→ **WHAT YOU SHOULD DO**: Comb the records below for the string "name" and copy each line where it turns up.

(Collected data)
# # #

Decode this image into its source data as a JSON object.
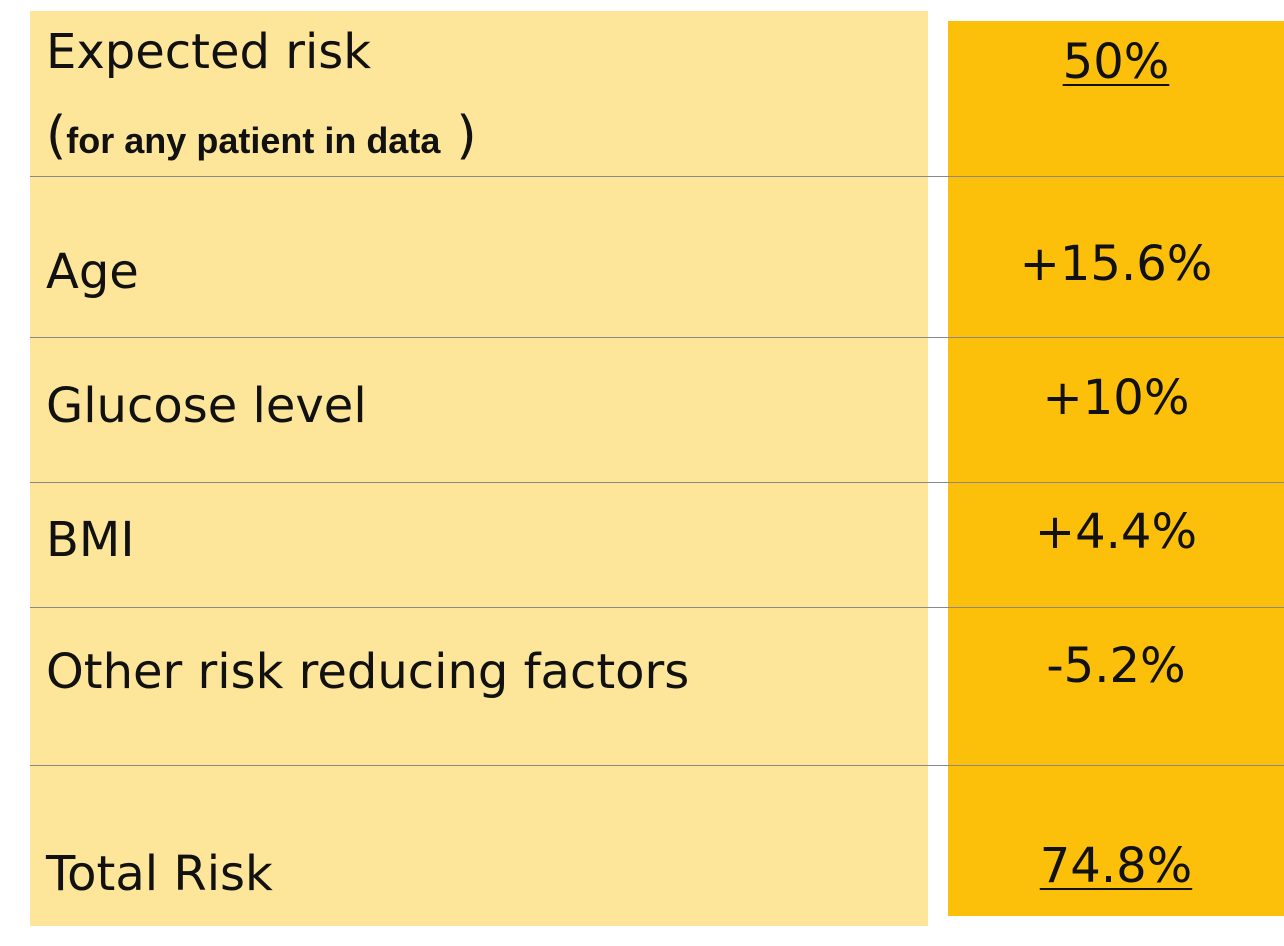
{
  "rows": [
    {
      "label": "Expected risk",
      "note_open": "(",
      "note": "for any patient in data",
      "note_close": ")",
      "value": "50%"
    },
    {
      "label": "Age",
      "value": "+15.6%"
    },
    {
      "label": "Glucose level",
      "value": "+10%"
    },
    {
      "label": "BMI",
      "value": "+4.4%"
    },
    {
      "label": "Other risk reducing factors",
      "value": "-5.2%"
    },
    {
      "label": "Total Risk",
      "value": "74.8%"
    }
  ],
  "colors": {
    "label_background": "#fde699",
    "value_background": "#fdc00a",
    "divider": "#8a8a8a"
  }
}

# # #

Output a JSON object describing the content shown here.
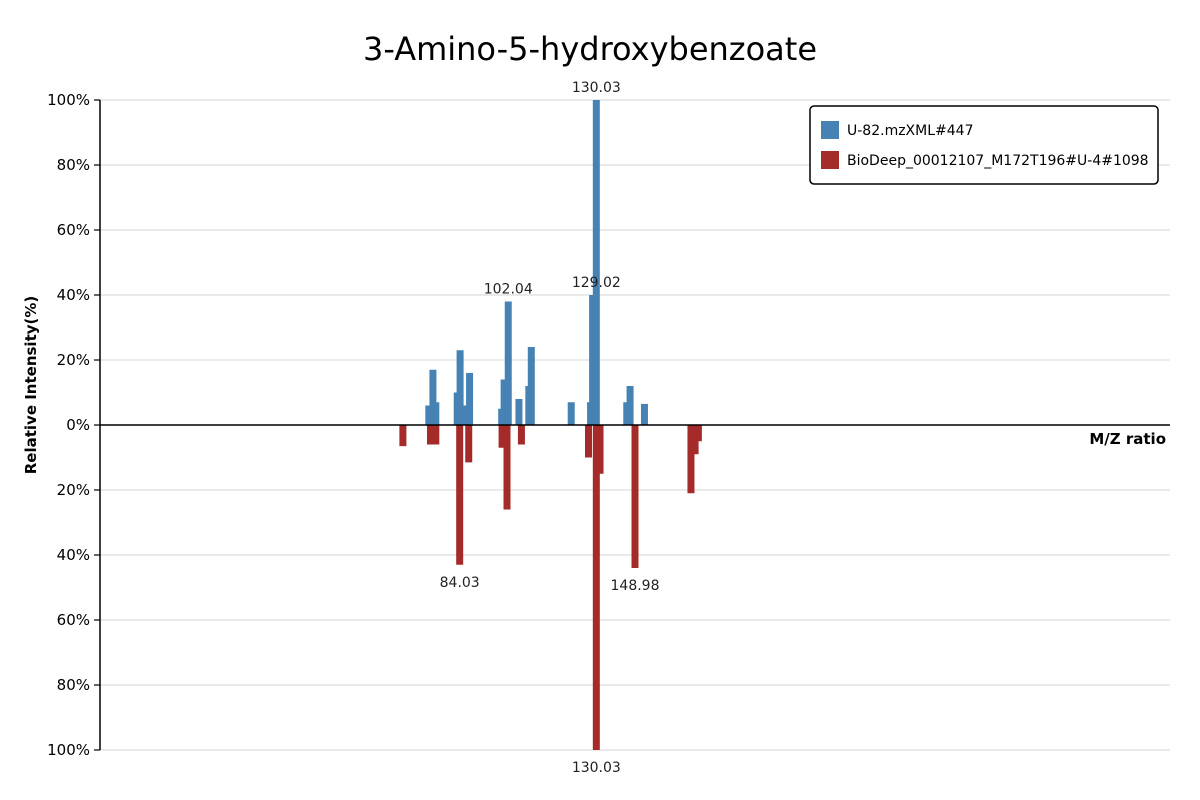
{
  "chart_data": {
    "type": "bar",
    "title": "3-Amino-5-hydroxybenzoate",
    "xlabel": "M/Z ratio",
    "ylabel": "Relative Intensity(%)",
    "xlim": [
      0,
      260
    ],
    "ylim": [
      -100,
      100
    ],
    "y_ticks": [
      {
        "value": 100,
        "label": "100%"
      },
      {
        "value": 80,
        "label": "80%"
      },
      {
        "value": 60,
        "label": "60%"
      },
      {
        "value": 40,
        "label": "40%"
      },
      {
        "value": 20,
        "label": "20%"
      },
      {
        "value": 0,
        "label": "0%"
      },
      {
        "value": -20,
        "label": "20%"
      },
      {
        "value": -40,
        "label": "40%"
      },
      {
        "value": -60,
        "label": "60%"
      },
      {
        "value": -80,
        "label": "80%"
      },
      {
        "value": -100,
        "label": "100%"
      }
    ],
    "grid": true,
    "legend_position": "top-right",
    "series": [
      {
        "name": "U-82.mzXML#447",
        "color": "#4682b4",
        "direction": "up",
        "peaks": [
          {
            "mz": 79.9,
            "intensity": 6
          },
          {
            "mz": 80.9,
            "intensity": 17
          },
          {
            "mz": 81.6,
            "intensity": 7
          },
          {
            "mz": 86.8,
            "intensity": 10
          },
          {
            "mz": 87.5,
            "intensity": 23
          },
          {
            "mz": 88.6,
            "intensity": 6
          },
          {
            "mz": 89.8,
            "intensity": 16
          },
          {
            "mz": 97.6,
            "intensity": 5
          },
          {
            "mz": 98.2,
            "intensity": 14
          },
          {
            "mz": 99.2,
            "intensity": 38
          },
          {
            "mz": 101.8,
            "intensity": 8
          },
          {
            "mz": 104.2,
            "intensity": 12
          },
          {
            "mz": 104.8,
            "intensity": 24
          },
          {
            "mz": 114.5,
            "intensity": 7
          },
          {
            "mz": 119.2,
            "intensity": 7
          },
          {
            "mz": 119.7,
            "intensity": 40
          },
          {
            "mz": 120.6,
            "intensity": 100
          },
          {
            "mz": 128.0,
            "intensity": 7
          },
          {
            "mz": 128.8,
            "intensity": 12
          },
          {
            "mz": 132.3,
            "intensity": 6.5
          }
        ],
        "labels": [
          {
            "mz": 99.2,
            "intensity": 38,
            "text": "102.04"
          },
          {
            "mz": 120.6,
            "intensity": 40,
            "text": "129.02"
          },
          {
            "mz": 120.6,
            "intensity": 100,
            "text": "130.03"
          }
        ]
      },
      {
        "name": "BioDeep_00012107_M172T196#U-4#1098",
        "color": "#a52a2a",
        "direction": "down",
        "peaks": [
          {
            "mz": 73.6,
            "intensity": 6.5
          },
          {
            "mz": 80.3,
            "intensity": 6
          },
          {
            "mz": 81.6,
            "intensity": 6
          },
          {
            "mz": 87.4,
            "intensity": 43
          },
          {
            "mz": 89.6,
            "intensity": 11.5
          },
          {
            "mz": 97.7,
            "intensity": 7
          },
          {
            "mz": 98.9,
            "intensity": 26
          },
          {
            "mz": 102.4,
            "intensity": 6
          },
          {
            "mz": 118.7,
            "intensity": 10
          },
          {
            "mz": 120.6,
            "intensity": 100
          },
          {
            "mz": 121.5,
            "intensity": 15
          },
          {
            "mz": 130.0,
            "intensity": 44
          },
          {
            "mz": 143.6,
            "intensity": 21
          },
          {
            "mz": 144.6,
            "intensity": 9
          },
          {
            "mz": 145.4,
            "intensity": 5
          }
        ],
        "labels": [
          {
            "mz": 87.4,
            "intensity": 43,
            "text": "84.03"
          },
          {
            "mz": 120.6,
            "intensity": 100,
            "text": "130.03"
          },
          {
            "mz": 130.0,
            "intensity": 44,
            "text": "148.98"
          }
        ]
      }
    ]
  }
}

# # #

→ **WRITTEN ANSWER**:
        "name": "U-82.mzXML#447",
        "name": "BioDeep_00012107_M172T196#U-4#1098",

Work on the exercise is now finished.